● **AIM OF THE EXERCISE**
Omit the pictures and return every entry exactly as written.

● **MATERIAL PROVIDED**

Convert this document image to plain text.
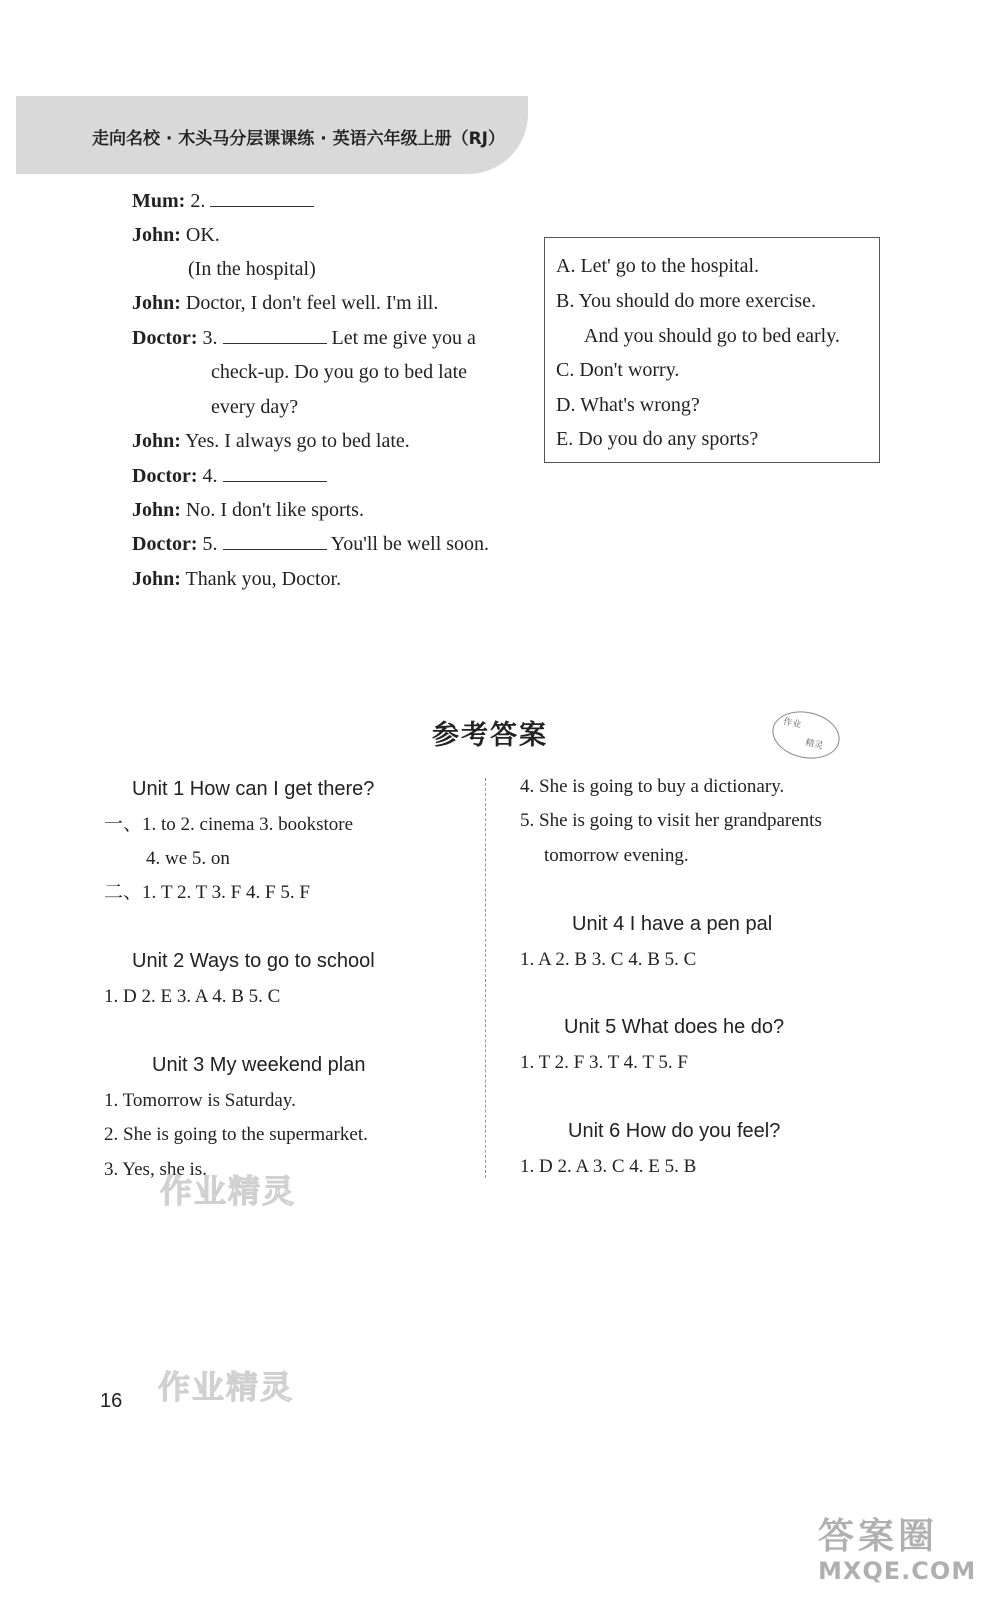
走向名校 · 木头马分层课课练 · 英语六年级上册（RJ）
Mum: 2.
John: OK.
(In the hospital)
John: Doctor, I don't feel well. I'm ill.
Doctor: 3.	Let me give you a
check-up. Do you go to bed late
every day?
John: Yes. I always go to bed late.
Doctor: 4.
John: No. I don't like sports.
Doctor: 5.	You'll be well soon.
John: Thank you, Doctor.
A. Let' go to the hospital.
B. You should do more exercise.
And you should go to bed early.
C. Don't worry.
D. What's wrong?
E. Do you do any sports?
参考答案	作业
精灵
Unit 1 How can I get there?
一、1. to 2. cinema 3. bookstore
4. we 5. on
二、1. T 2. T 3. F 4. F 5. F
Unit 2 Ways to go to school
1. D 2. E 3. A 4. B 5. C
Unit 3 My weekend plan
1. Tomorrow is Saturday.
2. She is going to the supermarket.
3. Yes, she is.
4. She is going to buy a dictionary.
5. She is going to visit her grandparents
tomorrow evening.
Unit 4 I have a pen pal
1. A 2. B 3. C 4. B 5. C
Unit 5 What does he do?
1. T 2. F 3. T 4. T 5. F
Unit 6 How do you feel?
1. D 2. A 3. C 4. E 5. B
作业精灵
作业精灵
16
答案圈
MXQE.COM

● **TASK ANSWER**
Convert this document image to plain text.
走向名校 · 木头马分层课课练 · 英语六年级上册（RJ）
Mum: 2.
John: OK.
(In the hospital)
John: Doctor, I don't feel well. I'm ill.
Doctor: 3.	Let me give you a
check-up. Do you go to bed late
every day?
John: Yes. I always go to bed late.
Doctor: 4.
John: No. I don't like sports.
Doctor: 5.	You'll be well soon.
John: Thank you, Doctor.
A. Let' go to the hospital.
B. You should do more exercise.
And you should go to bed early.
C. Don't worry.
D. What's wrong?
E. Do you do any sports?
参考答案	作业
精灵
Unit 1 How can I get there?
一、1. to 2. cinema 3. bookstore
4. we 5. on
二、1. T 2. T 3. F 4. F 5. F
Unit 2 Ways to go to school
1. D 2. E 3. A 4. B 5. C
Unit 3 My weekend plan
1. Tomorrow is Saturday.
2. She is going to the supermarket.
3. Yes, she is.
4. She is going to buy a dictionary.
5. She is going to visit her grandparents
tomorrow evening.
Unit 4 I have a pen pal
1. A 2. B 3. C 4. B 5. C
Unit 5 What does he do?
1. T 2. F 3. T 4. T 5. F
Unit 6 How do you feel?
1. D 2. A 3. C 4. E 5. B
作业精灵
作业精灵
16
答案圈
MXQE.COM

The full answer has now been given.